● GIVEN PROBLEM
Repeat each record exactly as written, and drop any images.
--- begin ---
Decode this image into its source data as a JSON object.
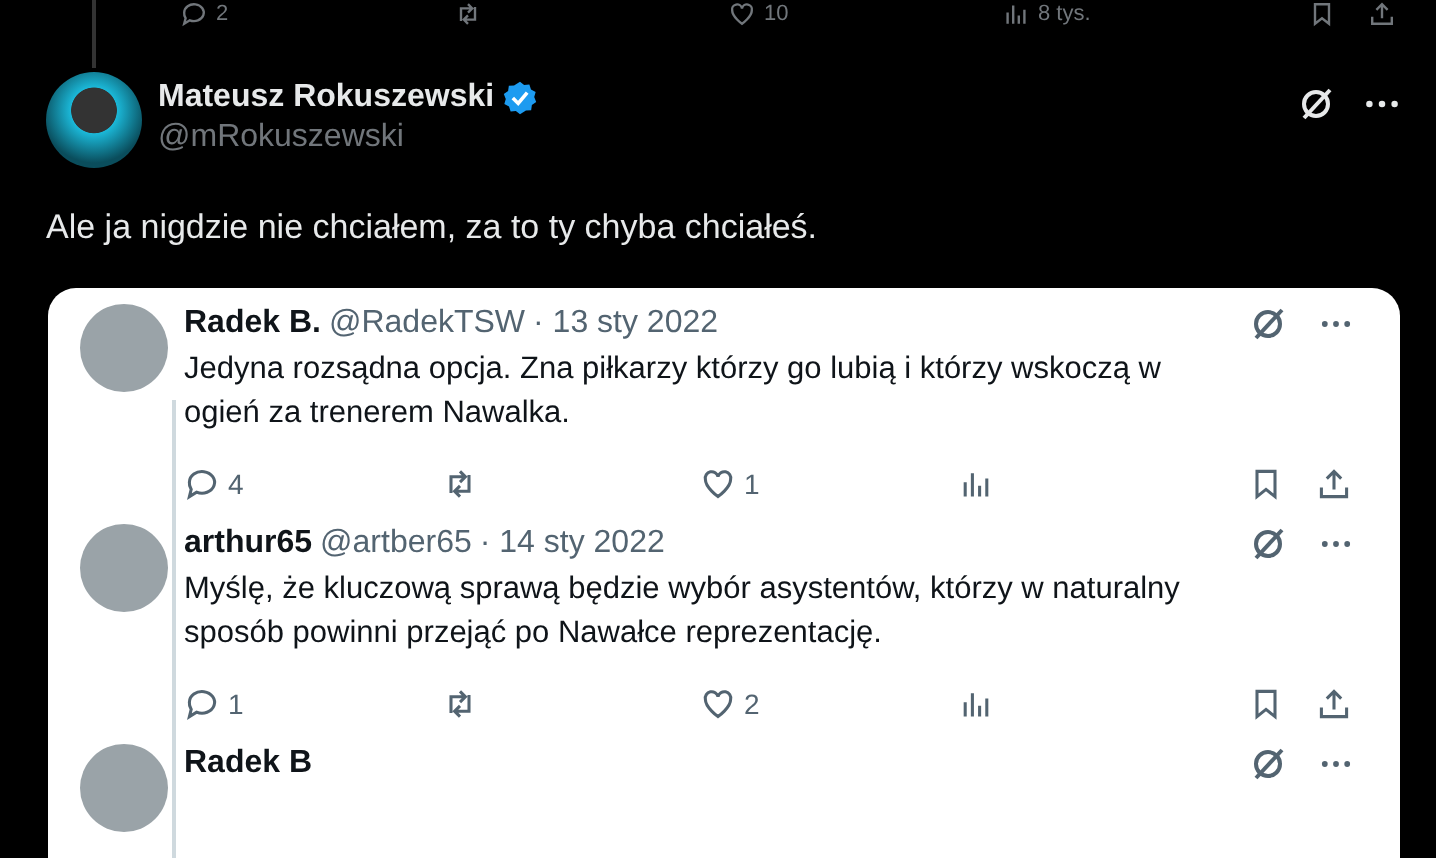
{
  "thread_actions": [
    {
      "kind": "reply",
      "count": "2"
    },
    {
      "kind": "repost"
    },
    {
      "kind": "like",
      "count": "10"
    },
    {
      "kind": "views",
      "count": "8 tys."
    },
    {
      "kind": "bookmark"
    },
    {
      "kind": "share"
    }
  ],
  "tweet": {
    "author": {
      "name": "Mateusz Rokuszewski",
      "handle": "@mRokuszewski",
      "verified": true
    },
    "text": "Ale ja nigdzie nie chciałem, za to ty chyba chciałeś.",
    "quoted": {
      "replies": [
        {
          "name": "Radek B.",
          "handle": "@RadekTSW",
          "date": "· 13 sty 2022",
          "text": "Jedyna rozsądna opcja. Zna piłkarzy którzy go lubią i którzy wskoczą w ogień za trenerem Nawalka.",
          "actions": [
            {
              "kind": "reply",
              "count": "4"
            },
            {
              "kind": "repost"
            },
            {
              "kind": "like",
              "count": "1"
            },
            {
              "kind": "views"
            },
            {
              "kind": "bookmark"
            },
            {
              "kind": "share"
            }
          ]
        },
        {
          "name": "arthur65",
          "handle": "@artber65",
          "date": "· 14 sty 2022",
          "text": "Myślę, że kluczową sprawą będzie wybór asystentów, którzy w naturalny sposób powinni przejąć po Nawałce reprezentację.",
          "actions": [
            {
              "kind": "reply",
              "count": "1"
            },
            {
              "kind": "repost"
            },
            {
              "kind": "like",
              "count": "2"
            },
            {
              "kind": "views"
            },
            {
              "kind": "bookmark"
            },
            {
              "kind": "share"
            }
          ]
        },
        {
          "name": "Radek B"
        }
      ]
    }
  }
}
--- end ---
● TASK RESULT
Decode this image into its source data as a JSON object.
{
  "thread_actions": [
    {
      "kind": "reply",
      "count": "2"
    },
    {
      "kind": "repost"
    },
    {
      "kind": "like",
      "count": "10"
    },
    {
      "kind": "views",
      "count": "8 tys."
    },
    {
      "kind": "bookmark"
    },
    {
      "kind": "share"
    }
  ],
  "tweet": {
    "author": {
      "name": "Mateusz Rokuszewski",
      "handle": "@mRokuszewski",
      "verified": true
    },
    "text": "Ale ja nigdzie nie chciałem, za to ty chyba chciałeś.",
    "quoted": {
      "replies": [
        {
          "name": "Radek B.",
          "handle": "@RadekTSW",
          "date": "· 13 sty 2022",
          "text": "Jedyna rozsądna opcja. Zna piłkarzy którzy go lubią i którzy wskoczą w ogień za trenerem Nawalka.",
          "actions": [
            {
              "kind": "reply",
              "count": "4"
            },
            {
              "kind": "repost"
            },
            {
              "kind": "like",
              "count": "1"
            },
            {
              "kind": "views"
            },
            {
              "kind": "bookmark"
            },
            {
              "kind": "share"
            }
          ]
        },
        {
          "name": "arthur65",
          "handle": "@artber65",
          "date": "· 14 sty 2022",
          "text": "Myślę, że kluczową sprawą będzie wybór asystentów, którzy w naturalny sposób powinni przejąć po Nawałce reprezentację.",
          "actions": [
            {
              "kind": "reply",
              "count": "1"
            },
            {
              "kind": "repost"
            },
            {
              "kind": "like",
              "count": "2"
            },
            {
              "kind": "views"
            },
            {
              "kind": "bookmark"
            },
            {
              "kind": "share"
            }
          ]
        },
        {
          "name": "Radek B"
        }
      ]
    }
  }
}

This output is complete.